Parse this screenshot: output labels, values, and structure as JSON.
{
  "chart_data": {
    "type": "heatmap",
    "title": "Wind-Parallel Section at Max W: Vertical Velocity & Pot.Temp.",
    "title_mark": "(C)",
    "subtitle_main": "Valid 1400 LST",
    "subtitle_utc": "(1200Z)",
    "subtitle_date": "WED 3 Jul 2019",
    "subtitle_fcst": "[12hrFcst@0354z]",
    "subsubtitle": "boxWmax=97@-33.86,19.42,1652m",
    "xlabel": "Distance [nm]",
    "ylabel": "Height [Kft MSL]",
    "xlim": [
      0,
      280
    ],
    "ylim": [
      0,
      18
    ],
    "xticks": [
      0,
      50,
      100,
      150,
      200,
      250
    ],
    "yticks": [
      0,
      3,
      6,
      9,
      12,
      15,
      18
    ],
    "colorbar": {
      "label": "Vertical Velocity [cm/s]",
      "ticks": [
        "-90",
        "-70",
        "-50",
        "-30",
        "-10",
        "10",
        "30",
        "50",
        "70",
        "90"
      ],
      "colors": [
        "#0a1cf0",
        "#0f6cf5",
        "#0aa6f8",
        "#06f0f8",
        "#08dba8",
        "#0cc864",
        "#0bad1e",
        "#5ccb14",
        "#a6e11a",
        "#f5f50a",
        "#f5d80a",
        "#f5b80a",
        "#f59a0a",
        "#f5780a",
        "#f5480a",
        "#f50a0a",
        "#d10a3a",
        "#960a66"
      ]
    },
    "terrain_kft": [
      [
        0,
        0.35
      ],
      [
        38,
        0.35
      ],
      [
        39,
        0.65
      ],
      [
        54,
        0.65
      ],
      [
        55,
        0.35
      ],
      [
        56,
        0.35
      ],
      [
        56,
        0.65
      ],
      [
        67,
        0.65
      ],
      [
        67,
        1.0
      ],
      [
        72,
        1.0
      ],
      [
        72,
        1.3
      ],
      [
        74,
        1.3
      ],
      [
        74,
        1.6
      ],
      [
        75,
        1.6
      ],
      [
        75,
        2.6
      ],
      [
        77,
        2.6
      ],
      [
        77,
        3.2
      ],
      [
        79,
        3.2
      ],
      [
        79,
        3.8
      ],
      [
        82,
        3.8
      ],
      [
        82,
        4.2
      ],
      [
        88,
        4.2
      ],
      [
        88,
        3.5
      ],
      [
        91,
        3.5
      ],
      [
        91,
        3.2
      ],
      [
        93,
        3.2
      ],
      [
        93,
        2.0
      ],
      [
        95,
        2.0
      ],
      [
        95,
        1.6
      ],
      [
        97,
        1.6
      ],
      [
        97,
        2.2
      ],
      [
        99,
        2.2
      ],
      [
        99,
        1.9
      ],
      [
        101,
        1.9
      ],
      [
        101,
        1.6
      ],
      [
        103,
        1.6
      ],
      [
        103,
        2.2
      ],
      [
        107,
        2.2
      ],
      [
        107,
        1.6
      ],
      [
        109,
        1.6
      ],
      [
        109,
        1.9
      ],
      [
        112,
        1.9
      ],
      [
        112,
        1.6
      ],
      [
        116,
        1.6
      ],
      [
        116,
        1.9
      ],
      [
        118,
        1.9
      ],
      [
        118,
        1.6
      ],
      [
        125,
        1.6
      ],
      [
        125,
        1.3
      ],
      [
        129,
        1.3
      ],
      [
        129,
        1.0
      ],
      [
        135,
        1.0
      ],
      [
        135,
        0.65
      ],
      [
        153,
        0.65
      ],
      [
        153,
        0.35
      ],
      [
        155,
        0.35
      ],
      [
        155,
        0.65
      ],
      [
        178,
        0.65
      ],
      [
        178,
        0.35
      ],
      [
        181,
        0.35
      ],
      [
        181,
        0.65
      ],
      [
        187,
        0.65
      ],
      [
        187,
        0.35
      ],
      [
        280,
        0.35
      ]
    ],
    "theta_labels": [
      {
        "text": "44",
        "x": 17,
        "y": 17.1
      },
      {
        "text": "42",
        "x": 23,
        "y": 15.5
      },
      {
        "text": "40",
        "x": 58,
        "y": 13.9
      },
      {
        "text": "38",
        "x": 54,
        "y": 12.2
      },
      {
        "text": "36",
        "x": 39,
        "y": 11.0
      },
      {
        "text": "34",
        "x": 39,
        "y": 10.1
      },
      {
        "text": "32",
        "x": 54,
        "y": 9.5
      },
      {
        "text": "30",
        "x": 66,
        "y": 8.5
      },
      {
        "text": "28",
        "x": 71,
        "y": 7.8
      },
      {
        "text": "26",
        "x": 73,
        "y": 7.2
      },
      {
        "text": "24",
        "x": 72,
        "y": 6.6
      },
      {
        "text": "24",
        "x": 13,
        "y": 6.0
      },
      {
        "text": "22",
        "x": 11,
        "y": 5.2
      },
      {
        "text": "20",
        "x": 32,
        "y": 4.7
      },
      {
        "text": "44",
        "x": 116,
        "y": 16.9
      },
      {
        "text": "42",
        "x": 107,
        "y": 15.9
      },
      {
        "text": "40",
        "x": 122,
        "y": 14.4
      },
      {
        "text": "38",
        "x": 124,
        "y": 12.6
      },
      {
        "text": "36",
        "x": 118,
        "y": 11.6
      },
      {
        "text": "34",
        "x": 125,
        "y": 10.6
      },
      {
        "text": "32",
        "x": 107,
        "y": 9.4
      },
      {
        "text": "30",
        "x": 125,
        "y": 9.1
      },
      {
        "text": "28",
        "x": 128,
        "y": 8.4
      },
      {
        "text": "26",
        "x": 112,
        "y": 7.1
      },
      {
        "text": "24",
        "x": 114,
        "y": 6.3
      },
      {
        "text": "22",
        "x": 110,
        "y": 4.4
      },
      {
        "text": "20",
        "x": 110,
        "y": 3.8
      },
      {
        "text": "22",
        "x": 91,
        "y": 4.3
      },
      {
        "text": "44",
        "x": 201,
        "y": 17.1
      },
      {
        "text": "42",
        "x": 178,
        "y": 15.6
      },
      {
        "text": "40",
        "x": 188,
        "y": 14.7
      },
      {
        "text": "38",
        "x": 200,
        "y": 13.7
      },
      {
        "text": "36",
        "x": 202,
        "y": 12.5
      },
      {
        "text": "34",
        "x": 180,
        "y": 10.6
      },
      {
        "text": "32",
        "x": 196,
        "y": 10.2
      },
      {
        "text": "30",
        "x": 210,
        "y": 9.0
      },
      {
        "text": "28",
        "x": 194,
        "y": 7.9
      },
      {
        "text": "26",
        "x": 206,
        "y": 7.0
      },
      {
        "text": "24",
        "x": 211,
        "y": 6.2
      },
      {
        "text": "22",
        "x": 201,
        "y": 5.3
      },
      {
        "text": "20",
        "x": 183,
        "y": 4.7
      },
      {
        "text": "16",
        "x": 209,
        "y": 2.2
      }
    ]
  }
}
^^^^^^^^
■ **What needs to be done**
Type out the whole listing above again, exactly as it stands.

■ **Reply**
Parse this screenshot: output labels, values, and structure as JSON.
{
  "chart_data": {
    "type": "heatmap",
    "title": "Wind-Parallel Section at Max W: Vertical Velocity & Pot.Temp.",
    "title_mark": "(C)",
    "subtitle_main": "Valid 1400 LST",
    "subtitle_utc": "(1200Z)",
    "subtitle_date": "WED 3 Jul 2019",
    "subtitle_fcst": "[12hrFcst@0354z]",
    "subsubtitle": "boxWmax=97@-33.86,19.42,1652m",
    "xlabel": "Distance [nm]",
    "ylabel": "Height [Kft MSL]",
    "xlim": [
      0,
      280
    ],
    "ylim": [
      0,
      18
    ],
    "xticks": [
      0,
      50,
      100,
      150,
      200,
      250
    ],
    "yticks": [
      0,
      3,
      6,
      9,
      12,
      15,
      18
    ],
    "colorbar": {
      "label": "Vertical Velocity [cm/s]",
      "ticks": [
        "-90",
        "-70",
        "-50",
        "-30",
        "-10",
        "10",
        "30",
        "50",
        "70",
        "90"
      ],
      "colors": [
        "#0a1cf0",
        "#0f6cf5",
        "#0aa6f8",
        "#06f0f8",
        "#08dba8",
        "#0cc864",
        "#0bad1e",
        "#5ccb14",
        "#a6e11a",
        "#f5f50a",
        "#f5d80a",
        "#f5b80a",
        "#f59a0a",
        "#f5780a",
        "#f5480a",
        "#f50a0a",
        "#d10a3a",
        "#960a66"
      ]
    },
    "terrain_kft": [
      [
        0,
        0.35
      ],
      [
        38,
        0.35
      ],
      [
        39,
        0.65
      ],
      [
        54,
        0.65
      ],
      [
        55,
        0.35
      ],
      [
        56,
        0.35
      ],
      [
        56,
        0.65
      ],
      [
        67,
        0.65
      ],
      [
        67,
        1.0
      ],
      [
        72,
        1.0
      ],
      [
        72,
        1.3
      ],
      [
        74,
        1.3
      ],
      [
        74,
        1.6
      ],
      [
        75,
        1.6
      ],
      [
        75,
        2.6
      ],
      [
        77,
        2.6
      ],
      [
        77,
        3.2
      ],
      [
        79,
        3.2
      ],
      [
        79,
        3.8
      ],
      [
        82,
        3.8
      ],
      [
        82,
        4.2
      ],
      [
        88,
        4.2
      ],
      [
        88,
        3.5
      ],
      [
        91,
        3.5
      ],
      [
        91,
        3.2
      ],
      [
        93,
        3.2
      ],
      [
        93,
        2.0
      ],
      [
        95,
        2.0
      ],
      [
        95,
        1.6
      ],
      [
        97,
        1.6
      ],
      [
        97,
        2.2
      ],
      [
        99,
        2.2
      ],
      [
        99,
        1.9
      ],
      [
        101,
        1.9
      ],
      [
        101,
        1.6
      ],
      [
        103,
        1.6
      ],
      [
        103,
        2.2
      ],
      [
        107,
        2.2
      ],
      [
        107,
        1.6
      ],
      [
        109,
        1.6
      ],
      [
        109,
        1.9
      ],
      [
        112,
        1.9
      ],
      [
        112,
        1.6
      ],
      [
        116,
        1.6
      ],
      [
        116,
        1.9
      ],
      [
        118,
        1.9
      ],
      [
        118,
        1.6
      ],
      [
        125,
        1.6
      ],
      [
        125,
        1.3
      ],
      [
        129,
        1.3
      ],
      [
        129,
        1.0
      ],
      [
        135,
        1.0
      ],
      [
        135,
        0.65
      ],
      [
        153,
        0.65
      ],
      [
        153,
        0.35
      ],
      [
        155,
        0.35
      ],
      [
        155,
        0.65
      ],
      [
        178,
        0.65
      ],
      [
        178,
        0.35
      ],
      [
        181,
        0.35
      ],
      [
        181,
        0.65
      ],
      [
        187,
        0.65
      ],
      [
        187,
        0.35
      ],
      [
        280,
        0.35
      ]
    ],
    "theta_labels": [
      {
        "text": "44",
        "x": 17,
        "y": 17.1
      },
      {
        "text": "42",
        "x": 23,
        "y": 15.5
      },
      {
        "text": "40",
        "x": 58,
        "y": 13.9
      },
      {
        "text": "38",
        "x": 54,
        "y": 12.2
      },
      {
        "text": "36",
        "x": 39,
        "y": 11.0
      },
      {
        "text": "34",
        "x": 39,
        "y": 10.1
      },
      {
        "text": "32",
        "x": 54,
        "y": 9.5
      },
      {
        "text": "30",
        "x": 66,
        "y": 8.5
      },
      {
        "text": "28",
        "x": 71,
        "y": 7.8
      },
      {
        "text": "26",
        "x": 73,
        "y": 7.2
      },
      {
        "text": "24",
        "x": 72,
        "y": 6.6
      },
      {
        "text": "24",
        "x": 13,
        "y": 6.0
      },
      {
        "text": "22",
        "x": 11,
        "y": 5.2
      },
      {
        "text": "20",
        "x": 32,
        "y": 4.7
      },
      {
        "text": "44",
        "x": 116,
        "y": 16.9
      },
      {
        "text": "42",
        "x": 107,
        "y": 15.9
      },
      {
        "text": "40",
        "x": 122,
        "y": 14.4
      },
      {
        "text": "38",
        "x": 124,
        "y": 12.6
      },
      {
        "text": "36",
        "x": 118,
        "y": 11.6
      },
      {
        "text": "34",
        "x": 125,
        "y": 10.6
      },
      {
        "text": "32",
        "x": 107,
        "y": 9.4
      },
      {
        "text": "30",
        "x": 125,
        "y": 9.1
      },
      {
        "text": "28",
        "x": 128,
        "y": 8.4
      },
      {
        "text": "26",
        "x": 112,
        "y": 7.1
      },
      {
        "text": "24",
        "x": 114,
        "y": 6.3
      },
      {
        "text": "22",
        "x": 110,
        "y": 4.4
      },
      {
        "text": "20",
        "x": 110,
        "y": 3.8
      },
      {
        "text": "22",
        "x": 91,
        "y": 4.3
      },
      {
        "text": "44",
        "x": 201,
        "y": 17.1
      },
      {
        "text": "42",
        "x": 178,
        "y": 15.6
      },
      {
        "text": "40",
        "x": 188,
        "y": 14.7
      },
      {
        "text": "38",
        "x": 200,
        "y": 13.7
      },
      {
        "text": "36",
        "x": 202,
        "y": 12.5
      },
      {
        "text": "34",
        "x": 180,
        "y": 10.6
      },
      {
        "text": "32",
        "x": 196,
        "y": 10.2
      },
      {
        "text": "30",
        "x": 210,
        "y": 9.0
      },
      {
        "text": "28",
        "x": 194,
        "y": 7.9
      },
      {
        "text": "26",
        "x": 206,
        "y": 7.0
      },
      {
        "text": "24",
        "x": 211,
        "y": 6.2
      },
      {
        "text": "22",
        "x": 201,
        "y": 5.3
      },
      {
        "text": "20",
        "x": 183,
        "y": 4.7
      },
      {
        "text": "16",
        "x": 209,
        "y": 2.2
      }
    ]
  }
}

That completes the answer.